**Problem statement**
Omit all pictures and give the records below again exactly as written.

**Data listing**

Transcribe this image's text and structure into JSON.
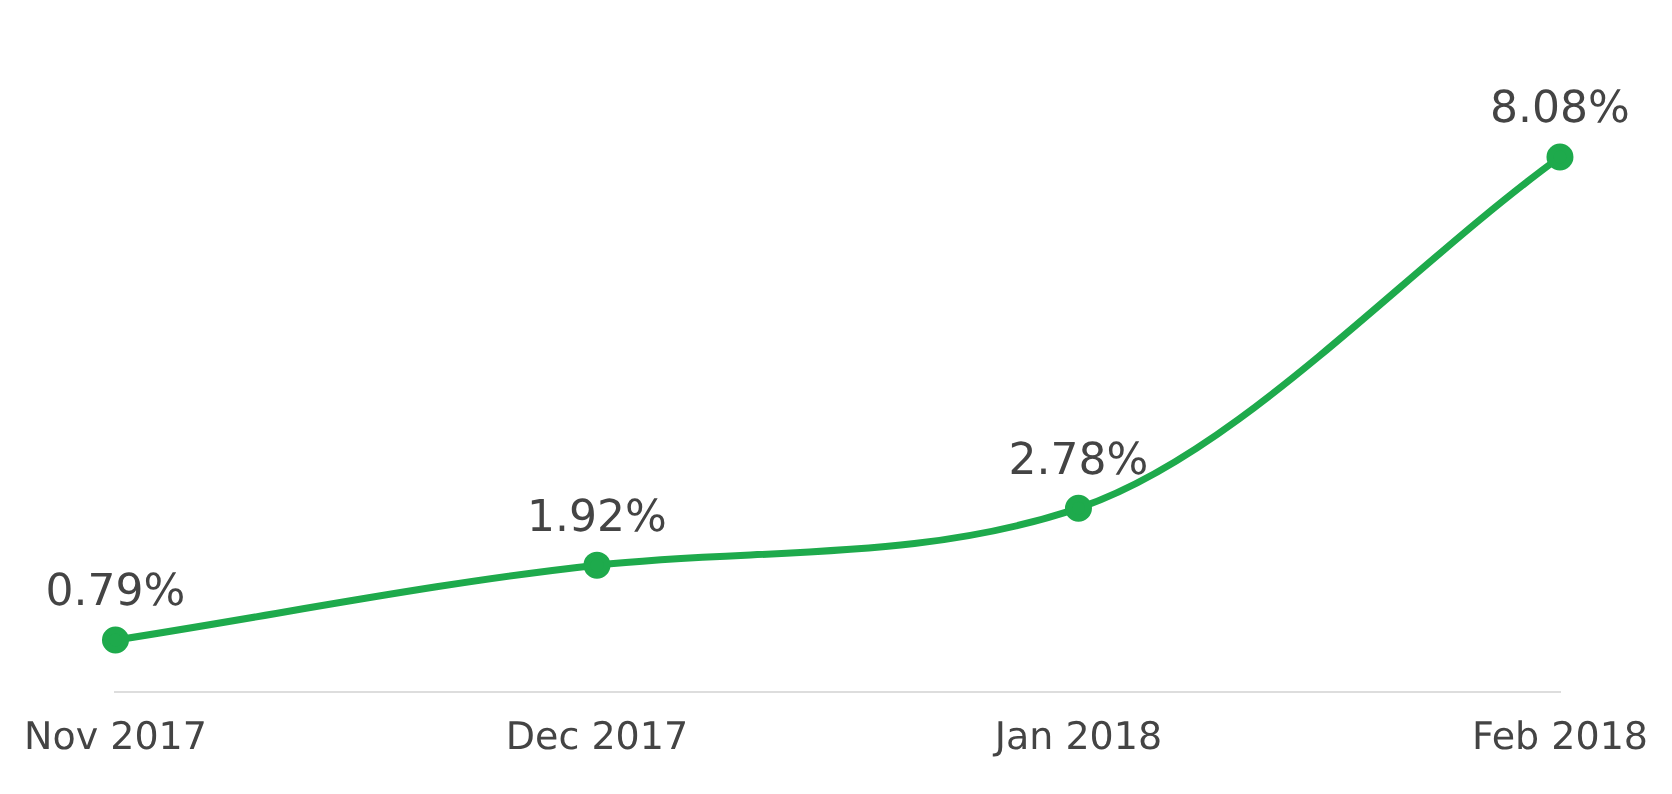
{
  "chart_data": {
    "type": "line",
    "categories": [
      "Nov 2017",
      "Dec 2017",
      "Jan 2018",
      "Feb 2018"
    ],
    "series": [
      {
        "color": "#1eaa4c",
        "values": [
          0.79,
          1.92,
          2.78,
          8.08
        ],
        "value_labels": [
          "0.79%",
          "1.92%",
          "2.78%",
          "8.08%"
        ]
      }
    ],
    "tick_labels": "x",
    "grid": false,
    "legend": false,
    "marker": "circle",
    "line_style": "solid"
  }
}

**Exercise solution**
Transcribe this image's text and structure into JSON.
{
  "chart_data": {
    "type": "line",
    "categories": [
      "Nov 2017",
      "Dec 2017",
      "Jan 2018",
      "Feb 2018"
    ],
    "series": [
      {
        "color": "#1eaa4c",
        "values": [
          0.79,
          1.92,
          2.78,
          8.08
        ],
        "value_labels": [
          "0.79%",
          "1.92%",
          "2.78%",
          "8.08%"
        ]
      }
    ],
    "tick_labels": "x",
    "grid": false,
    "legend": false,
    "marker": "circle",
    "line_style": "solid"
  }
}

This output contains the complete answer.